Task instructions:
Wherever a line in the data below holds "subjects", copy that line.

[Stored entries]
"""

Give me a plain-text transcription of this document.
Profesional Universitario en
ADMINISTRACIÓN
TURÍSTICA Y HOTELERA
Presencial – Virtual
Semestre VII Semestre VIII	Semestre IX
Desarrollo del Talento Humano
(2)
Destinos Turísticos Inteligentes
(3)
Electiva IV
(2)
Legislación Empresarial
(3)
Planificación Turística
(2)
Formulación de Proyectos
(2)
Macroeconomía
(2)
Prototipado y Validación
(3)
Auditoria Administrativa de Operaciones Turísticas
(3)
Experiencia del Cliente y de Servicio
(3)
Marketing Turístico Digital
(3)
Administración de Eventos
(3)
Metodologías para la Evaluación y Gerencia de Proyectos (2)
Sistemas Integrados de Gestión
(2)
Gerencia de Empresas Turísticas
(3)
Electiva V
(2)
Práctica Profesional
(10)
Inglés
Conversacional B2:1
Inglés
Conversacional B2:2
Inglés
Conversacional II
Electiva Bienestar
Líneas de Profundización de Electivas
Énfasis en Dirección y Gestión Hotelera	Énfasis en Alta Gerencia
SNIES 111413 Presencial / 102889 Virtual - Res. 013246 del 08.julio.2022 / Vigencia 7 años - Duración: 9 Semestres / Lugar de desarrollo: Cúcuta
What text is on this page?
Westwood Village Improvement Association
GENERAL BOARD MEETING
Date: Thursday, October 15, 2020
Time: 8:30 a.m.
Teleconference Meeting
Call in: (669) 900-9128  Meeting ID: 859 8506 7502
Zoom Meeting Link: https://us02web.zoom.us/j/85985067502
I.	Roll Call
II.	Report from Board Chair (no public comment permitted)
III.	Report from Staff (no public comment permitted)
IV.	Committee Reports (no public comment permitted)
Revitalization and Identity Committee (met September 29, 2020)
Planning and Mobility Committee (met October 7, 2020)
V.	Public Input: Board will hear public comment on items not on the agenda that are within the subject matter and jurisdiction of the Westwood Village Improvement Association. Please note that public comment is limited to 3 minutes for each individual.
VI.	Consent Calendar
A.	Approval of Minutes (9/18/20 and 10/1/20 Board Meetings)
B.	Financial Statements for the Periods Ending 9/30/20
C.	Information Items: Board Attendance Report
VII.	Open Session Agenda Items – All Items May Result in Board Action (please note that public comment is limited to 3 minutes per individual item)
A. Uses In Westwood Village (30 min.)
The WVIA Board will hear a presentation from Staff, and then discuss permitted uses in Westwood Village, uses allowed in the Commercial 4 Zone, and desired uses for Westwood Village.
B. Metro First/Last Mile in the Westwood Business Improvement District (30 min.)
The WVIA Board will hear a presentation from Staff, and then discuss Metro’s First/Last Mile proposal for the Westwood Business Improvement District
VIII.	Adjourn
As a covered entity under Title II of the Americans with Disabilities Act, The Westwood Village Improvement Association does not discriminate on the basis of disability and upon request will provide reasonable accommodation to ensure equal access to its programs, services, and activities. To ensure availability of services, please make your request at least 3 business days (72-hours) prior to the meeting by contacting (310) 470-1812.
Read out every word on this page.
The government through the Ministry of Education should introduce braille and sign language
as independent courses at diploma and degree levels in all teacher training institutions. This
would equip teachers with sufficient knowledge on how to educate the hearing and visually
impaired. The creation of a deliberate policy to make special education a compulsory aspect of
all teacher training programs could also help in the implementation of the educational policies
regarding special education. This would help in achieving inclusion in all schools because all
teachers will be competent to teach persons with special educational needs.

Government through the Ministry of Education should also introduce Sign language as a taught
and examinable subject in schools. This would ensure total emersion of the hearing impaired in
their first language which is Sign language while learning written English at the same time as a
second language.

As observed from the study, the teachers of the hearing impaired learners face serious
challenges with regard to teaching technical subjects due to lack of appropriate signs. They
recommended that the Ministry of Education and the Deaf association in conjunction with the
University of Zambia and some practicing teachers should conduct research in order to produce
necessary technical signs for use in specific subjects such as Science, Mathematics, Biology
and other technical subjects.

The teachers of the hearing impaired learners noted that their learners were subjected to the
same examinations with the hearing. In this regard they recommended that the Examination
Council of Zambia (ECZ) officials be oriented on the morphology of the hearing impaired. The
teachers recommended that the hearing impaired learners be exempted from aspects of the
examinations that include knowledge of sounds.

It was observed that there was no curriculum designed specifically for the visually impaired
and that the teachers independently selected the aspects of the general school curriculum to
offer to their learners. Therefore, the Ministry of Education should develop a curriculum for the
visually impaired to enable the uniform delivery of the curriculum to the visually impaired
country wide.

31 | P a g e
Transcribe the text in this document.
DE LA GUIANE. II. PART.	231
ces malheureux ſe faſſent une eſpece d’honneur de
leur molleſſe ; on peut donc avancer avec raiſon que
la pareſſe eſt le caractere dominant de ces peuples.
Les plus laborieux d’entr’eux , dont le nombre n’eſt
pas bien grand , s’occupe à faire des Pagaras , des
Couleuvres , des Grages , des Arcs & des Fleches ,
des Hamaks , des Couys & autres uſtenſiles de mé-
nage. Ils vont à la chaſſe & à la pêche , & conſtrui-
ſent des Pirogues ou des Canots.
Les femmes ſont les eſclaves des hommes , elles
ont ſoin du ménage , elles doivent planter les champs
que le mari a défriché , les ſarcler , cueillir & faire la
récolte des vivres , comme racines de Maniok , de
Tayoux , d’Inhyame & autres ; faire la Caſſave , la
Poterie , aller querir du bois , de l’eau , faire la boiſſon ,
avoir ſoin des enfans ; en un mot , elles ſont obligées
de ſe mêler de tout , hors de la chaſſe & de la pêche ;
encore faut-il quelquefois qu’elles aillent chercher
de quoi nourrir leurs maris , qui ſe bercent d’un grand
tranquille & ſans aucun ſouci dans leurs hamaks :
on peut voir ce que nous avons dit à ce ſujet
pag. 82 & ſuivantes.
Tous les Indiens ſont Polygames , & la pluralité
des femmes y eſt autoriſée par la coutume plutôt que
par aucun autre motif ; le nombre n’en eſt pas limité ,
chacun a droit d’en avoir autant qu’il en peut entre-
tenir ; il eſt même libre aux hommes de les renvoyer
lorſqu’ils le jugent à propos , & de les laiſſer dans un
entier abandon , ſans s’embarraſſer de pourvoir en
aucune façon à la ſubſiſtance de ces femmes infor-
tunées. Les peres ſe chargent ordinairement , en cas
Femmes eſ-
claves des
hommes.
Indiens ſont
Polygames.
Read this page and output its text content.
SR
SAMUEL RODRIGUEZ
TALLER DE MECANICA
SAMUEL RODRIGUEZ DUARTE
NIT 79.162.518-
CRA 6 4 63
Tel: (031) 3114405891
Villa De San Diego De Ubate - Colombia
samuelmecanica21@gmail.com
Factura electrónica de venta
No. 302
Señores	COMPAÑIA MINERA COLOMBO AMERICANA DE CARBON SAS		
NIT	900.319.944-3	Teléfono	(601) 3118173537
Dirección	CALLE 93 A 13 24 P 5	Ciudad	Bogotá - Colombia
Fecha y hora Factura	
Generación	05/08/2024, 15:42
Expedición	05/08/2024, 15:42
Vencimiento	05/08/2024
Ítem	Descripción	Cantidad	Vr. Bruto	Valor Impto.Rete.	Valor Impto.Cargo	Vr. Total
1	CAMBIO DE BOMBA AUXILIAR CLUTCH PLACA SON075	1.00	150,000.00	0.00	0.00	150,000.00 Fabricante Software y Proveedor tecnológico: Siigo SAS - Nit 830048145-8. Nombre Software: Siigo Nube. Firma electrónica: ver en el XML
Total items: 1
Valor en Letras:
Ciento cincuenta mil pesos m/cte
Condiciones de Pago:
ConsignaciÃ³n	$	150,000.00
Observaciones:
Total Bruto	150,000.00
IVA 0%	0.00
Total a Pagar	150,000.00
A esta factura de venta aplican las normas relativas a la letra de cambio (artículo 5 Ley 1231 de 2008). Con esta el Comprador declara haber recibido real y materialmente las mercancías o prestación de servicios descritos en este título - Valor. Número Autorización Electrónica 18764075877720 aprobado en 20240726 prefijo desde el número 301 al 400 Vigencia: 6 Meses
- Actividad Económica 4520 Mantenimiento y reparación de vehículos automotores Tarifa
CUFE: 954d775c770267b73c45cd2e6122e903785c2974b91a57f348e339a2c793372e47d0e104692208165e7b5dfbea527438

"""

Exercise result:
challenges with regard to teaching technical subjects due to lack of appropriate signs. They
necessary technical signs for use in specific subjects such as Science, Mathematics, Biology
and other technical subjects.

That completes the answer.